→ **Task directions**: Identify the lines bearing the string "species" and gather them.

## Begin The data

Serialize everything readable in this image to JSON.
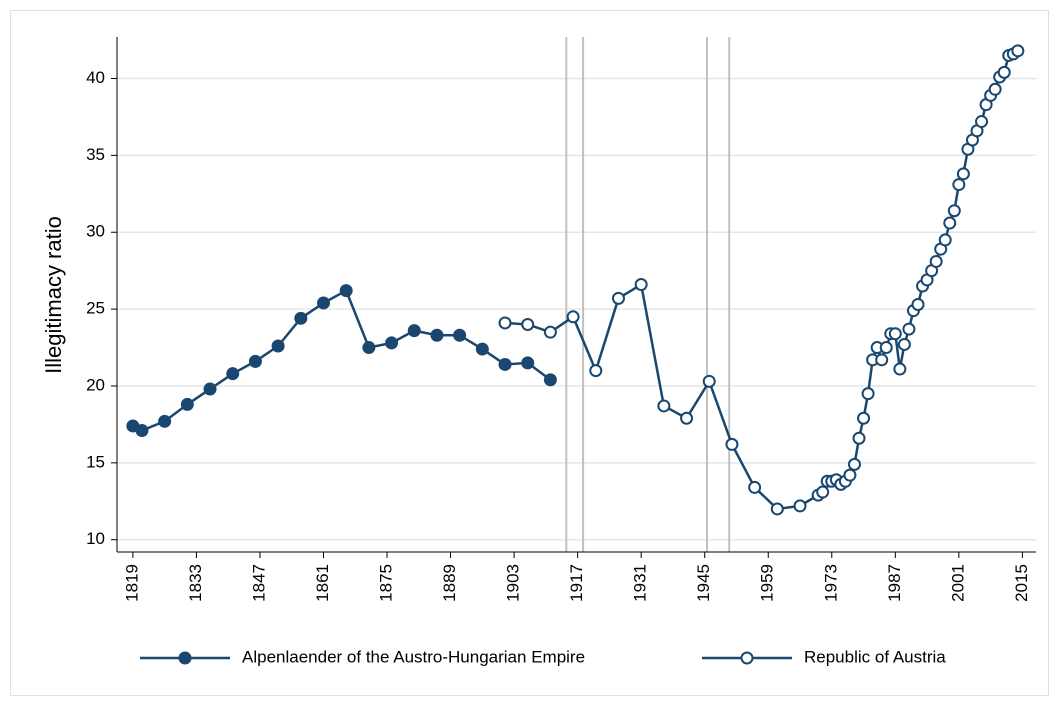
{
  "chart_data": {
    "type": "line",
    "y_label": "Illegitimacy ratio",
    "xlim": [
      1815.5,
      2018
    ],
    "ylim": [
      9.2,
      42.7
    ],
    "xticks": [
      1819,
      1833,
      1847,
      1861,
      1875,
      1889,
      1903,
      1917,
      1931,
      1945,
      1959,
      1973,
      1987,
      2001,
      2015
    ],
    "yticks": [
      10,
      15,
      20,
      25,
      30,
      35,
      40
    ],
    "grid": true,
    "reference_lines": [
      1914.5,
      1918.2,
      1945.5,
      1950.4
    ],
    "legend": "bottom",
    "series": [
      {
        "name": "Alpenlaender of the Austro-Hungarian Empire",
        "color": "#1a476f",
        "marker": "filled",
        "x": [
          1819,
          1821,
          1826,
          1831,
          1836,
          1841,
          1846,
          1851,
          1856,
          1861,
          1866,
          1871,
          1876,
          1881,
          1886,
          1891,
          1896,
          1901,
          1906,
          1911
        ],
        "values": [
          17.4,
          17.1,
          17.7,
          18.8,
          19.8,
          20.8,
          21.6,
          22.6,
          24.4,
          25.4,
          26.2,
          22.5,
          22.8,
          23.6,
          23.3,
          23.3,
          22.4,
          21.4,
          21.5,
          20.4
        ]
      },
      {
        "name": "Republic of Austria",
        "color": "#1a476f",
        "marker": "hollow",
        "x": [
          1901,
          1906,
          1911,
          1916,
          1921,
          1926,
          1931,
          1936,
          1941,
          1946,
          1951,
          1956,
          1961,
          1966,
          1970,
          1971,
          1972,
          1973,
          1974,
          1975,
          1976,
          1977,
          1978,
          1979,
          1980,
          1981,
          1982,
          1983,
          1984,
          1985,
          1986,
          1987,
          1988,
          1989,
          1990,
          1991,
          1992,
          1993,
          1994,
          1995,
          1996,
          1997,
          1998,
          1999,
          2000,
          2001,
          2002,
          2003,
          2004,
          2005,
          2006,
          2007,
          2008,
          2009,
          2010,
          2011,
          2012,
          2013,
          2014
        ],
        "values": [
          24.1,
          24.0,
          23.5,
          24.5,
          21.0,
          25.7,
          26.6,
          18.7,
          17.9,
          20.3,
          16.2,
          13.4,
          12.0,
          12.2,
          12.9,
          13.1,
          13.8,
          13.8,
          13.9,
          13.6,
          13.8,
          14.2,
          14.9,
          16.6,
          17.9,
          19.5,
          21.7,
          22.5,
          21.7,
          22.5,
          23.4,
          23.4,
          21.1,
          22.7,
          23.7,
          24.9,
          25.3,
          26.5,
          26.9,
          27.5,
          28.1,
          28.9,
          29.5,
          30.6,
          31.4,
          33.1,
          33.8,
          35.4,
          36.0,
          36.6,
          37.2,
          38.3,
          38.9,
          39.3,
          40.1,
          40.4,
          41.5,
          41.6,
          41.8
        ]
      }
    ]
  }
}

## End The data
## Begin The data

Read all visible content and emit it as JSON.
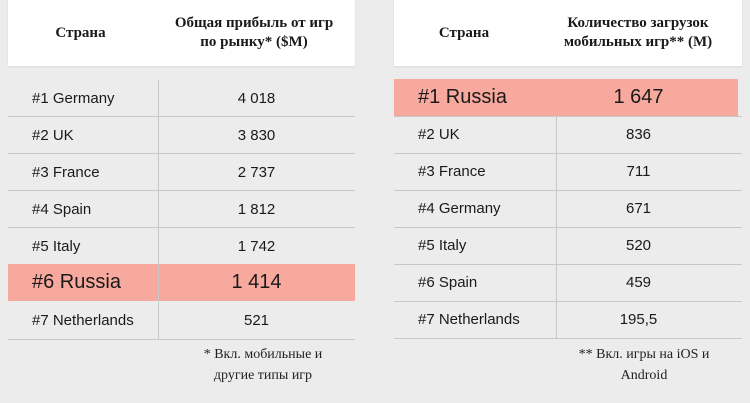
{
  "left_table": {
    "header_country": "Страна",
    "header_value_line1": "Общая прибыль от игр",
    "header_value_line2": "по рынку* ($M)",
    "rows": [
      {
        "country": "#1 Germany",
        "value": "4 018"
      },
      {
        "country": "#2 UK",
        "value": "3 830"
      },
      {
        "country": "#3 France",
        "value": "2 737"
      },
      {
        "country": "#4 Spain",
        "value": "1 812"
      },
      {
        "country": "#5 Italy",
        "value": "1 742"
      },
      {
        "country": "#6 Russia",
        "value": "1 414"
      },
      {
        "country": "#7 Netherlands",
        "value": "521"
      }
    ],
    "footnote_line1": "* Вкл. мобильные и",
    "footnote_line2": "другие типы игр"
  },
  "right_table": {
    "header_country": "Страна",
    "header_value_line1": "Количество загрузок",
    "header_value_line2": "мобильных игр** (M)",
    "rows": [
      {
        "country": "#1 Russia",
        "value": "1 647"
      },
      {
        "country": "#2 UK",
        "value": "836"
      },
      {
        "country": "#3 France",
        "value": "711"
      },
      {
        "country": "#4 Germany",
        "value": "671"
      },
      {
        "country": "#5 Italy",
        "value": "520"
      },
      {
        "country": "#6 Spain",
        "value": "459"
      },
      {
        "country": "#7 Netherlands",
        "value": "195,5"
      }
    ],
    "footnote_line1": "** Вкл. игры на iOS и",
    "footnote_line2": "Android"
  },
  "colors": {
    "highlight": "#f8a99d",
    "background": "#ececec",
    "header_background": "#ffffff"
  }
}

## End The data
## Begin The data

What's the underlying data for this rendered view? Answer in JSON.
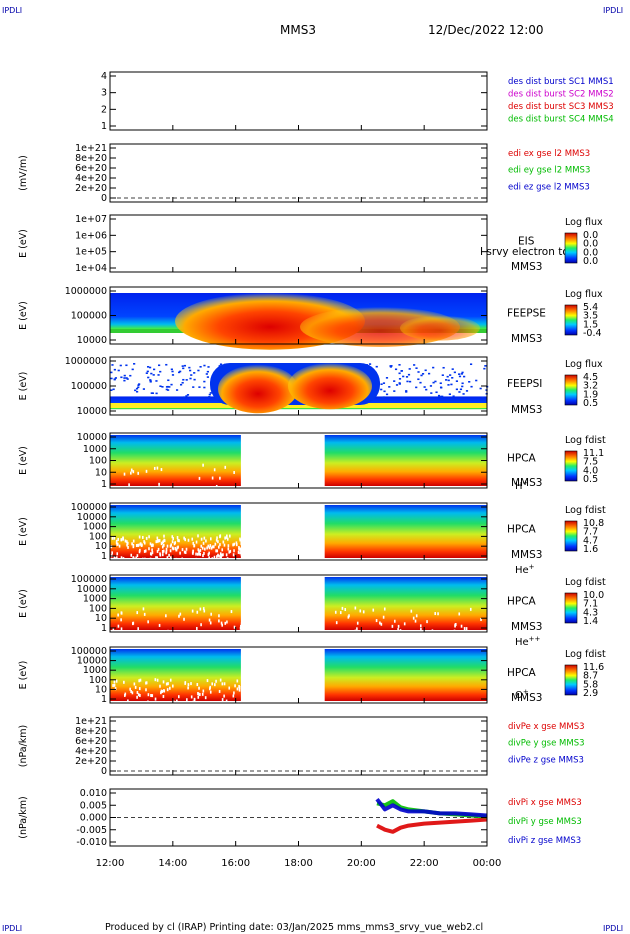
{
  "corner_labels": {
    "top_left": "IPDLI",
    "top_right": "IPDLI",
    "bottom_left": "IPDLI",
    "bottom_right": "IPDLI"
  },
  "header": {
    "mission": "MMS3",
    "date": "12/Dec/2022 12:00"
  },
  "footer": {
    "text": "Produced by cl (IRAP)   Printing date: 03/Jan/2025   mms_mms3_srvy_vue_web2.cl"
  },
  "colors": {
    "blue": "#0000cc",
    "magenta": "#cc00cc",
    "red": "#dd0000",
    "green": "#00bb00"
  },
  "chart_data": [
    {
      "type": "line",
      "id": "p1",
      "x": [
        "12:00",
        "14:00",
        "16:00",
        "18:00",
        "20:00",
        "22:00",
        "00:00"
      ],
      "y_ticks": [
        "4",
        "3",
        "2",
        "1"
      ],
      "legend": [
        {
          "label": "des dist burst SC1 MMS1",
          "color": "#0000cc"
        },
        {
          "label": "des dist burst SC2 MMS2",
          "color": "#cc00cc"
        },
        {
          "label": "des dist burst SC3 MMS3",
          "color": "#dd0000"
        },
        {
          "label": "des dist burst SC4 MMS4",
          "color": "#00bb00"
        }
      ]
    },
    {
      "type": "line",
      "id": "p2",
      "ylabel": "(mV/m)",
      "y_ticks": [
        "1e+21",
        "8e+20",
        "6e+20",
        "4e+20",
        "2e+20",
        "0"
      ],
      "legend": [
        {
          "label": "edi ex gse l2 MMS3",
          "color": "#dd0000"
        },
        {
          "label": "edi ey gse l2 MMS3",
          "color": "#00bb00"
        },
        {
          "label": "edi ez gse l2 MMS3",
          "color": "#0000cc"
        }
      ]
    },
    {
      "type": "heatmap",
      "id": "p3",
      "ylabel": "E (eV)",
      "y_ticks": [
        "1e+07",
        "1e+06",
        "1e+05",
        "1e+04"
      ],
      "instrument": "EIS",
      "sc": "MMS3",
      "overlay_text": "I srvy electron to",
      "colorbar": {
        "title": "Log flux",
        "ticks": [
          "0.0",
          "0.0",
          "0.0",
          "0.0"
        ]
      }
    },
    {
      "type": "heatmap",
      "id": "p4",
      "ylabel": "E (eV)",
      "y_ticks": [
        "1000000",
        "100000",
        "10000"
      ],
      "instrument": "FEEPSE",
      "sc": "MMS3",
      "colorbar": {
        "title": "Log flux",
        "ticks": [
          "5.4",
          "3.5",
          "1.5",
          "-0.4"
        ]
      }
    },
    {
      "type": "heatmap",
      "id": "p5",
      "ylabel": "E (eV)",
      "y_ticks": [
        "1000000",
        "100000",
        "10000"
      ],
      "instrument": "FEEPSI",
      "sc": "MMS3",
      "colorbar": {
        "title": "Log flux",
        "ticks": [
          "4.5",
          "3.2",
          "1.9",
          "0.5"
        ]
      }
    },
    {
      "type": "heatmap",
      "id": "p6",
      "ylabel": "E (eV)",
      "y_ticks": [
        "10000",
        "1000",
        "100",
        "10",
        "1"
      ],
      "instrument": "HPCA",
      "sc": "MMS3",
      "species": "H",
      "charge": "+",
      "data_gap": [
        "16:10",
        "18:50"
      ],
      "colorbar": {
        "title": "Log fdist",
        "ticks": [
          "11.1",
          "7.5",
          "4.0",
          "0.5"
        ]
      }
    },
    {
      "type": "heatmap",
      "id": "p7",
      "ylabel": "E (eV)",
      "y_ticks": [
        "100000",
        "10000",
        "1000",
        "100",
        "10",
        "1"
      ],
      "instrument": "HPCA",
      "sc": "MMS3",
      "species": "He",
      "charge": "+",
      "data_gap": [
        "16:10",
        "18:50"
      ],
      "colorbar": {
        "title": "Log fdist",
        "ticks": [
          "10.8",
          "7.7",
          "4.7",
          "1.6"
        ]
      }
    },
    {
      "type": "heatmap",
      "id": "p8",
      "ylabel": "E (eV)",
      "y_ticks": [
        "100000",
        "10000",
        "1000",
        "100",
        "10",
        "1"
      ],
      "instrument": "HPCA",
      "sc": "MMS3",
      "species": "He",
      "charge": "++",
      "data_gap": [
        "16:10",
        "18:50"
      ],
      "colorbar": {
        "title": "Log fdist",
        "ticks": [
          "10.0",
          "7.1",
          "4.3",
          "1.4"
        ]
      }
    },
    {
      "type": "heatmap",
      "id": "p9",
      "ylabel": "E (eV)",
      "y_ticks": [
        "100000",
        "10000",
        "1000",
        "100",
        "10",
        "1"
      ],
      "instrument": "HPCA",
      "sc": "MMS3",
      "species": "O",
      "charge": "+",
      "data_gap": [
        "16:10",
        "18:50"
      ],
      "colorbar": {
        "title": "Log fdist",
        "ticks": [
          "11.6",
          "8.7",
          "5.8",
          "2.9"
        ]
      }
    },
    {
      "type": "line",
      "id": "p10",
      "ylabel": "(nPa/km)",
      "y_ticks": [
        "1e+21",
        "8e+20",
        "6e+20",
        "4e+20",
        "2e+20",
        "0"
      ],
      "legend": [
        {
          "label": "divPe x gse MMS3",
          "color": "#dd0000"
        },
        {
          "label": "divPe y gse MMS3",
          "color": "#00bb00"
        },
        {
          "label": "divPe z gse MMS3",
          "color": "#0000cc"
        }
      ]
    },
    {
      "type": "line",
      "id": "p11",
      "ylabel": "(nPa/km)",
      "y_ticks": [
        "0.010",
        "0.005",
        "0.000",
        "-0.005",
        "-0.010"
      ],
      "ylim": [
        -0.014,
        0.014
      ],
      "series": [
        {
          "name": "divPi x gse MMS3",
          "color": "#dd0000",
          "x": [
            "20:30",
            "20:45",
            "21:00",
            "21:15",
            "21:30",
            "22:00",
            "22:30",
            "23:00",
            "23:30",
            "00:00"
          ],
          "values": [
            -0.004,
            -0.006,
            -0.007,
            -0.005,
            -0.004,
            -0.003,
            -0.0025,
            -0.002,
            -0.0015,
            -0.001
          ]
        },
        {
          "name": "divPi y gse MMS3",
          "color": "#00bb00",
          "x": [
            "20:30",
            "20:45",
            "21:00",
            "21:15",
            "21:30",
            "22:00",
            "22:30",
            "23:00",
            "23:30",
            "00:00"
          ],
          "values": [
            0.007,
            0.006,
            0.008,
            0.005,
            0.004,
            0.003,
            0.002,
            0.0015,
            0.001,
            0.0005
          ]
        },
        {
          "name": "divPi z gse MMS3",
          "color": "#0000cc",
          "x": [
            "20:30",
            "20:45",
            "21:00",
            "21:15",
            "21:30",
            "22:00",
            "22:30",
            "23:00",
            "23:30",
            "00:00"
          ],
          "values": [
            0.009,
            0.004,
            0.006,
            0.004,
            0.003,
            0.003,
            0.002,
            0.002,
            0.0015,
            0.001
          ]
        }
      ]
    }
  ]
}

## End The data

→ **Solution to this exercise**:
      "species": "H",
      "species": "He",
      "species": "He",
      "species": "O",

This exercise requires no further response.